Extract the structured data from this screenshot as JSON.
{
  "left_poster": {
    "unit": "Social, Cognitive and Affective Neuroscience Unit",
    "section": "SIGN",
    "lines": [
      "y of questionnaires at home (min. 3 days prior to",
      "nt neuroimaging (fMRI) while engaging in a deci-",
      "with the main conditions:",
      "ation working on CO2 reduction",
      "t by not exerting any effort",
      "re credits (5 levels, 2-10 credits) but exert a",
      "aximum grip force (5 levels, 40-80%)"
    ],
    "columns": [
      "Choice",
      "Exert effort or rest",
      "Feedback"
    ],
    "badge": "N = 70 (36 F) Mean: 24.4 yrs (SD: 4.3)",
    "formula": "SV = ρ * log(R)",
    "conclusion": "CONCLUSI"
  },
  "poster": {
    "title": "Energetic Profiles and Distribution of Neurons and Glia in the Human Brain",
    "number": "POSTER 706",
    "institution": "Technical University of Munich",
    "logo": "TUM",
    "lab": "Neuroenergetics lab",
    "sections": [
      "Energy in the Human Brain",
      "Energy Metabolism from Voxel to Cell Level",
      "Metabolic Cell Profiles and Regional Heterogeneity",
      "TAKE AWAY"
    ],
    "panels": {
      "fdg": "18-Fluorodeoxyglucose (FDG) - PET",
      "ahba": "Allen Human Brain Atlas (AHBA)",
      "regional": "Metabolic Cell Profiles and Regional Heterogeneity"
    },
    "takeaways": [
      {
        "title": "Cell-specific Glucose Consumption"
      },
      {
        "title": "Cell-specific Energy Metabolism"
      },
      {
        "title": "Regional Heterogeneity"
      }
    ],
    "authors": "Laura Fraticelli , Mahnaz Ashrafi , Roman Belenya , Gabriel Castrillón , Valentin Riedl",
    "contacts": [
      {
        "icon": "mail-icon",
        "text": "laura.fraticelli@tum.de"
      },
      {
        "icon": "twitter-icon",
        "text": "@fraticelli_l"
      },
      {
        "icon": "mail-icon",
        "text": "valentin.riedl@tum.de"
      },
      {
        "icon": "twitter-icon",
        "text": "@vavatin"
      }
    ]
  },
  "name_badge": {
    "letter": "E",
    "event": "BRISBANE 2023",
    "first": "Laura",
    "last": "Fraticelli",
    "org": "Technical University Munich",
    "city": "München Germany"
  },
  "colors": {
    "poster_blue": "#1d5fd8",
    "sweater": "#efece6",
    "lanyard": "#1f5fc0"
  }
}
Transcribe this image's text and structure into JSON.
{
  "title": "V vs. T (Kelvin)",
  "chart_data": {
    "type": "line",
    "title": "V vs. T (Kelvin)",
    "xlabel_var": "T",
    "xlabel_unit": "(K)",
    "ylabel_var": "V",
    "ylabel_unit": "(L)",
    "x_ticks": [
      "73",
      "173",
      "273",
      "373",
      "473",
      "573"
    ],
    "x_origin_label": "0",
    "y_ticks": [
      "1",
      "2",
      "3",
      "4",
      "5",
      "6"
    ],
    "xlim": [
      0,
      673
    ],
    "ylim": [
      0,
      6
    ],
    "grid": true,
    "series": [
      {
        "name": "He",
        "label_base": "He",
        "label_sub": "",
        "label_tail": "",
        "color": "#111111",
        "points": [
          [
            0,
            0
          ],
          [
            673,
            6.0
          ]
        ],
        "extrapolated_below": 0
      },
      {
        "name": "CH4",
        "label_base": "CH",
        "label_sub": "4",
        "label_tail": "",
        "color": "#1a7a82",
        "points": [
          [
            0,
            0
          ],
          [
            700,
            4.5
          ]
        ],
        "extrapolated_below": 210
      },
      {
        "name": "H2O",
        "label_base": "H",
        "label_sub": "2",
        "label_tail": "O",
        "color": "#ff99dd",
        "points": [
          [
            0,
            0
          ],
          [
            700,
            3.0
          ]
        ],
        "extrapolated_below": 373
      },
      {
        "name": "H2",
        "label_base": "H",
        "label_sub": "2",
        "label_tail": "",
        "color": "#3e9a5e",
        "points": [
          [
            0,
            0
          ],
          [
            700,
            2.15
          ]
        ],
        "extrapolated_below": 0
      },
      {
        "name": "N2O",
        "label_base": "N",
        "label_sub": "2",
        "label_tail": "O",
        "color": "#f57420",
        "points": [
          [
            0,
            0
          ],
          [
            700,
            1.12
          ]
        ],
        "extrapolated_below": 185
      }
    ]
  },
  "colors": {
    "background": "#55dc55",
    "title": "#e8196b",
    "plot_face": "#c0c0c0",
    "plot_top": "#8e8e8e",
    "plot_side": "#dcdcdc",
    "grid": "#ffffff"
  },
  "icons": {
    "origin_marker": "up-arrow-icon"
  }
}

+ + + + +

Above are some records. Report the number of their lines that include "Kelvin", and add nothing else.

> [Task solution]:
2